_Work to be completed_:
Bring together all lines of the material below that contain the string "type".

-- Start Records for this task --

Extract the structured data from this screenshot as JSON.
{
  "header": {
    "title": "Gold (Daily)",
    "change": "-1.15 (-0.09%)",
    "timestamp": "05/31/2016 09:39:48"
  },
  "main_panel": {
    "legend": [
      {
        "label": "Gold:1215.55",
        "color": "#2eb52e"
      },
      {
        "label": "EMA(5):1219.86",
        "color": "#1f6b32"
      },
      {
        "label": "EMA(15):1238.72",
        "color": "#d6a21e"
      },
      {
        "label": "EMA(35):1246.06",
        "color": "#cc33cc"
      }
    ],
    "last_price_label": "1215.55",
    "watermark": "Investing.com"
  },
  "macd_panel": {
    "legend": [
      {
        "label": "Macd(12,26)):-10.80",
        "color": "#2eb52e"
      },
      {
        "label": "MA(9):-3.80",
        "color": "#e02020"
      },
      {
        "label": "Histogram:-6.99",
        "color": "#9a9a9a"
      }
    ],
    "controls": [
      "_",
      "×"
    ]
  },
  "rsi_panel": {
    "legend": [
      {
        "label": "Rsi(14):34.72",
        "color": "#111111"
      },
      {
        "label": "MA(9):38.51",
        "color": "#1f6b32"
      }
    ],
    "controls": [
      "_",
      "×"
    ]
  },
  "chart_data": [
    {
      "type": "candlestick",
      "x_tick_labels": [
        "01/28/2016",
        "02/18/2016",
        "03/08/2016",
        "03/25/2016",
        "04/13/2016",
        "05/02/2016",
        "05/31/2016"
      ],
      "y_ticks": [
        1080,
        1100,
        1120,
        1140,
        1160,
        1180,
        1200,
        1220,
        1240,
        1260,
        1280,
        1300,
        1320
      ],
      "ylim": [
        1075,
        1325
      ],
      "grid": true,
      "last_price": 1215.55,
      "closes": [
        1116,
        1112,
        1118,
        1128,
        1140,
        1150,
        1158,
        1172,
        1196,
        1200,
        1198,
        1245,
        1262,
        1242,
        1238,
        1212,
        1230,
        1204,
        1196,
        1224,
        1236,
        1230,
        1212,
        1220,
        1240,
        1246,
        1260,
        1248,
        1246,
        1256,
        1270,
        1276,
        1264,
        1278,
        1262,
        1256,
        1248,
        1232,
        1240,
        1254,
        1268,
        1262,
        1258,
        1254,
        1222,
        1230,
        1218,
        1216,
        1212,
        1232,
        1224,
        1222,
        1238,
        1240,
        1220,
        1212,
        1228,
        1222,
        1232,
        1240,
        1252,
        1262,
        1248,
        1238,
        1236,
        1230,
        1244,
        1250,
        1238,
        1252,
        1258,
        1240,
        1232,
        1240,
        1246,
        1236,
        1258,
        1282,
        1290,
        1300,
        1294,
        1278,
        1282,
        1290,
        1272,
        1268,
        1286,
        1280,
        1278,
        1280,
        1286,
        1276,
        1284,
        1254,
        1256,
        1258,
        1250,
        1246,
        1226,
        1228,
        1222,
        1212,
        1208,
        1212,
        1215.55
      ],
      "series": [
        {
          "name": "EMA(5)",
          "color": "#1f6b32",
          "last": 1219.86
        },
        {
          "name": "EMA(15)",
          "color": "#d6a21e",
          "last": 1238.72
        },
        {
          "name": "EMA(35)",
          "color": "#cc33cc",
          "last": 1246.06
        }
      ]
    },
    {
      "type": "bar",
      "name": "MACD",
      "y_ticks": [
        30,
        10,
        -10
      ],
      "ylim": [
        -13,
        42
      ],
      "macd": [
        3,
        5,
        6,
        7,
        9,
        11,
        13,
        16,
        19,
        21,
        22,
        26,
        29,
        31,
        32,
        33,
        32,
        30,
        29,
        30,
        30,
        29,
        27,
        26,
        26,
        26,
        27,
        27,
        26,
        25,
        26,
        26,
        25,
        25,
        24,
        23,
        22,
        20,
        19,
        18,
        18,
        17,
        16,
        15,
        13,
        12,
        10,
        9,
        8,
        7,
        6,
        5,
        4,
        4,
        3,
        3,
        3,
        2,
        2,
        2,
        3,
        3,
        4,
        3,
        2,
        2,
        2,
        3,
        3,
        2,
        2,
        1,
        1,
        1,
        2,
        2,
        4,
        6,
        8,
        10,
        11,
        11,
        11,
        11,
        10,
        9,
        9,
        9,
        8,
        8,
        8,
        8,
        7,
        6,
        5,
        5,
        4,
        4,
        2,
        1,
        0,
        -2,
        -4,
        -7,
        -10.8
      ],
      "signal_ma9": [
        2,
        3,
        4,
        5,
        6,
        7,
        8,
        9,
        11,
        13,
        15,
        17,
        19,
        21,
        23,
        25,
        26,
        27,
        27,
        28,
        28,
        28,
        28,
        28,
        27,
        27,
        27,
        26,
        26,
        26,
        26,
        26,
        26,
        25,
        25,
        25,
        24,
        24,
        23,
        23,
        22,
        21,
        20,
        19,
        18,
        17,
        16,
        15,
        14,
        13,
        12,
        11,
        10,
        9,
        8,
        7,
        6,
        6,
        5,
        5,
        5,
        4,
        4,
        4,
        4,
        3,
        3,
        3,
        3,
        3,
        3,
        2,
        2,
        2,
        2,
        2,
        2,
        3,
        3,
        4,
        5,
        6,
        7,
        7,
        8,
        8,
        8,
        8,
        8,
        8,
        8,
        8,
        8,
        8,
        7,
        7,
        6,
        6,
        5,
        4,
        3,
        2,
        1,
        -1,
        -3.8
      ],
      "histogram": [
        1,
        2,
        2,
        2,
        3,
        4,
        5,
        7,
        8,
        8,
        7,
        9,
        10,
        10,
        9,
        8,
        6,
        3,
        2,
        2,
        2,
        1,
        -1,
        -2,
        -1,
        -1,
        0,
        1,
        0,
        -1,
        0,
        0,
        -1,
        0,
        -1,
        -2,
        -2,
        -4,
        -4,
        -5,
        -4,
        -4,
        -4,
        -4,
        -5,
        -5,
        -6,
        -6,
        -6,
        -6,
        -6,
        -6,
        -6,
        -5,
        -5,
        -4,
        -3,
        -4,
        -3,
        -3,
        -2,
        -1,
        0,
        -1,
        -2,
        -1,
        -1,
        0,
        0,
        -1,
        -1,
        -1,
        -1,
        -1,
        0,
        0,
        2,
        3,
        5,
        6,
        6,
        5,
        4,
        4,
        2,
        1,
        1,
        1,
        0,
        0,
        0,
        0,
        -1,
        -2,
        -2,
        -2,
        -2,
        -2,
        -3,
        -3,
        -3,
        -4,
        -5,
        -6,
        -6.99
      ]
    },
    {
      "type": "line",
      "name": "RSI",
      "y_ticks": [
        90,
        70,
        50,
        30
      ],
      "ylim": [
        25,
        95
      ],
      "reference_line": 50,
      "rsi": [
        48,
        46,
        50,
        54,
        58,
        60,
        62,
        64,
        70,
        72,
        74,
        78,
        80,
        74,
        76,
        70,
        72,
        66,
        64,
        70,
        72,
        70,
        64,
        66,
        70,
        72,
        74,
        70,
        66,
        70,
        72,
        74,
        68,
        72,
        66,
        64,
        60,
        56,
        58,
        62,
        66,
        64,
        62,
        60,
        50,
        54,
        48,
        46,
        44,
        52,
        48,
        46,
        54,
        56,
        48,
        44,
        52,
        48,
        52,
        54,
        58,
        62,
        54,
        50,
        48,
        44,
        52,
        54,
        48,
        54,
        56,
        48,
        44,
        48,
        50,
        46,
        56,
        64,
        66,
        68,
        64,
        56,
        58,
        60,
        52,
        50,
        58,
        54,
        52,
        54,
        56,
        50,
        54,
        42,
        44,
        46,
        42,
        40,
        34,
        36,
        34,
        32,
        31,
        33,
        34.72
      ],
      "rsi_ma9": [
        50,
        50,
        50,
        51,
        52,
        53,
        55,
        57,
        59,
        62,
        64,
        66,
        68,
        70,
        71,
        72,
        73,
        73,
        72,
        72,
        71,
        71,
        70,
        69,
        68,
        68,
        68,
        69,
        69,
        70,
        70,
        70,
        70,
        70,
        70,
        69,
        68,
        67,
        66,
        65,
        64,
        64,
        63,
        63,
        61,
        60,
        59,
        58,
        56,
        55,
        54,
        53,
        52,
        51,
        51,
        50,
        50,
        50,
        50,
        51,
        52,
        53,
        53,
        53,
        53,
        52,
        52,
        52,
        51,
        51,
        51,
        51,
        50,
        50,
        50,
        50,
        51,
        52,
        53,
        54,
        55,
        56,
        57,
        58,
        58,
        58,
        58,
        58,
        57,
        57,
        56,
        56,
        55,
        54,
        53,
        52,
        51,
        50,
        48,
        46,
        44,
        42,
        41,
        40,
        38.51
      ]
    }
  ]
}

-- End Records for this task --

_Answer below_:
      "type": "candlestick",
      "type": "bar",
      "type": "line",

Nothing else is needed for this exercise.